=== Problem details ===
Write the records out again, keeping each line exactly as it is.

=== Extracted entries ===
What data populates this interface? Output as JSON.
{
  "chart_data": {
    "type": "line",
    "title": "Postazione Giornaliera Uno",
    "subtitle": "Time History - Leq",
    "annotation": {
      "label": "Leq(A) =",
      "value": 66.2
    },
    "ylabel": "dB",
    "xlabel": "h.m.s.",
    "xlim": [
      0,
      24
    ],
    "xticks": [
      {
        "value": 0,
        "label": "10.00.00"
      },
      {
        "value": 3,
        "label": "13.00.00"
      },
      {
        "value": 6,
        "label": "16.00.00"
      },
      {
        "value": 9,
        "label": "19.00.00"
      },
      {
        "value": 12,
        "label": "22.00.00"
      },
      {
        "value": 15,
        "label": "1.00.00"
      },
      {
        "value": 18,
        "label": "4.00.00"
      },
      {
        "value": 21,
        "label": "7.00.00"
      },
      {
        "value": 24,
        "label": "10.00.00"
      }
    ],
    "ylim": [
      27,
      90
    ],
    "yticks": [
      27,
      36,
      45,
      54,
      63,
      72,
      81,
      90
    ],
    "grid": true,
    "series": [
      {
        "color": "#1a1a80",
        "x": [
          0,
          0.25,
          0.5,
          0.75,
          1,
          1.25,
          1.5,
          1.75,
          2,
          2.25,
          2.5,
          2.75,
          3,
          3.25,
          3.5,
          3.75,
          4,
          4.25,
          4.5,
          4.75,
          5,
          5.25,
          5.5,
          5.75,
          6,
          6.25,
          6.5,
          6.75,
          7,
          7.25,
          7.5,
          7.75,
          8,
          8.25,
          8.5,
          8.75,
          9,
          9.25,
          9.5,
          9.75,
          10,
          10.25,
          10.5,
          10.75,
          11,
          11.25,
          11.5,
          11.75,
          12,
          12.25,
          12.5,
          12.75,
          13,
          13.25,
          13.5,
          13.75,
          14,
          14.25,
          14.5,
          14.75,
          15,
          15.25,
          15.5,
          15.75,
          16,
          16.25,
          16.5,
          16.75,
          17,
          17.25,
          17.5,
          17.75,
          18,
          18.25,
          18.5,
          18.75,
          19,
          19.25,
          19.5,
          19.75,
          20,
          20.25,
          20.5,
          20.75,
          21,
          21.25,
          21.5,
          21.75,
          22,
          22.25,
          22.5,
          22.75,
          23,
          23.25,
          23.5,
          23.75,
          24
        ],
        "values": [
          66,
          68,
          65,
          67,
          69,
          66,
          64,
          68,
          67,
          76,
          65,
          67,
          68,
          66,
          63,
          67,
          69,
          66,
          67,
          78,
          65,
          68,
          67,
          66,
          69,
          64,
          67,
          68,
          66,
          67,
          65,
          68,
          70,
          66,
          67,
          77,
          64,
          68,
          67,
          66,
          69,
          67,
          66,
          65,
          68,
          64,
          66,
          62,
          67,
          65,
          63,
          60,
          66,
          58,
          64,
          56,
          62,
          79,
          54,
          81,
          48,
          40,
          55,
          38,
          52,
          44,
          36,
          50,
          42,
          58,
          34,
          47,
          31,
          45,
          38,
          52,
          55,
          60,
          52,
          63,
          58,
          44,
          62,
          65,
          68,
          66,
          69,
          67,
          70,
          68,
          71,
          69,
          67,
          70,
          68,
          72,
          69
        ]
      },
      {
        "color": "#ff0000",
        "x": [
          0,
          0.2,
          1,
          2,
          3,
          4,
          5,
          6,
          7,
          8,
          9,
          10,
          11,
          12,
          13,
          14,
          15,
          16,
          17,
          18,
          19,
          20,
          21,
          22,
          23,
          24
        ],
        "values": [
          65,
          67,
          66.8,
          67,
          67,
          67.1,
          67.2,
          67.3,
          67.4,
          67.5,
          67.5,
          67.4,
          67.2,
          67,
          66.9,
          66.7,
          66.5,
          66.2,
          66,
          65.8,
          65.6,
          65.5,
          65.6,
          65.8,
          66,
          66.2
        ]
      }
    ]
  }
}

=== Exercise output ===
What data populates this interface? Output as JSON.
{
  "chart_data": {
    "type": "line",
    "title": "Postazione Giornaliera Uno",
    "subtitle": "Time History - Leq",
    "annotation": {
      "label": "Leq(A) =",
      "value": 66.2
    },
    "ylabel": "dB",
    "xlabel": "h.m.s.",
    "xlim": [
      0,
      24
    ],
    "xticks": [
      {
        "value": 0,
        "label": "10.00.00"
      },
      {
        "value": 3,
        "label": "13.00.00"
      },
      {
        "value": 6,
        "label": "16.00.00"
      },
      {
        "value": 9,
        "label": "19.00.00"
      },
      {
        "value": 12,
        "label": "22.00.00"
      },
      {
        "value": 15,
        "label": "1.00.00"
      },
      {
        "value": 18,
        "label": "4.00.00"
      },
      {
        "value": 21,
        "label": "7.00.00"
      },
      {
        "value": 24,
        "label": "10.00.00"
      }
    ],
    "ylim": [
      27,
      90
    ],
    "yticks": [
      27,
      36,
      45,
      54,
      63,
      72,
      81,
      90
    ],
    "grid": true,
    "series": [
      {
        "color": "#1a1a80",
        "x": [
          0,
          0.25,
          0.5,
          0.75,
          1,
          1.25,
          1.5,
          1.75,
          2,
          2.25,
          2.5,
          2.75,
          3,
          3.25,
          3.5,
          3.75,
          4,
          4.25,
          4.5,
          4.75,
          5,
          5.25,
          5.5,
          5.75,
          6,
          6.25,
          6.5,
          6.75,
          7,
          7.25,
          7.5,
          7.75,
          8,
          8.25,
          8.5,
          8.75,
          9,
          9.25,
          9.5,
          9.75,
          10,
          10.25,
          10.5,
          10.75,
          11,
          11.25,
          11.5,
          11.75,
          12,
          12.25,
          12.5,
          12.75,
          13,
          13.25,
          13.5,
          13.75,
          14,
          14.25,
          14.5,
          14.75,
          15,
          15.25,
          15.5,
          15.75,
          16,
          16.25,
          16.5,
          16.75,
          17,
          17.25,
          17.5,
          17.75,
          18,
          18.25,
          18.5,
          18.75,
          19,
          19.25,
          19.5,
          19.75,
          20,
          20.25,
          20.5,
          20.75,
          21,
          21.25,
          21.5,
          21.75,
          22,
          22.25,
          22.5,
          22.75,
          23,
          23.25,
          23.5,
          23.75,
          24
        ],
        "values": [
          66,
          68,
          65,
          67,
          69,
          66,
          64,
          68,
          67,
          76,
          65,
          67,
          68,
          66,
          63,
          67,
          69,
          66,
          67,
          78,
          65,
          68,
          67,
          66,
          69,
          64,
          67,
          68,
          66,
          67,
          65,
          68,
          70,
          66,
          67,
          77,
          64,
          68,
          67,
          66,
          69,
          67,
          66,
          65,
          68,
          64,
          66,
          62,
          67,
          65,
          63,
          60,
          66,
          58,
          64,
          56,
          62,
          79,
          54,
          81,
          48,
          40,
          55,
          38,
          52,
          44,
          36,
          50,
          42,
          58,
          34,
          47,
          31,
          45,
          38,
          52,
          55,
          60,
          52,
          63,
          58,
          44,
          62,
          65,
          68,
          66,
          69,
          67,
          70,
          68,
          71,
          69,
          67,
          70,
          68,
          72,
          69
        ]
      },
      {
        "color": "#ff0000",
        "x": [
          0,
          0.2,
          1,
          2,
          3,
          4,
          5,
          6,
          7,
          8,
          9,
          10,
          11,
          12,
          13,
          14,
          15,
          16,
          17,
          18,
          19,
          20,
          21,
          22,
          23,
          24
        ],
        "values": [
          65,
          67,
          66.8,
          67,
          67,
          67.1,
          67.2,
          67.3,
          67.4,
          67.5,
          67.5,
          67.4,
          67.2,
          67,
          66.9,
          66.7,
          66.5,
          66.2,
          66,
          65.8,
          65.6,
          65.5,
          65.6,
          65.8,
          66,
          66.2
        ]
      }
    ]
  }
}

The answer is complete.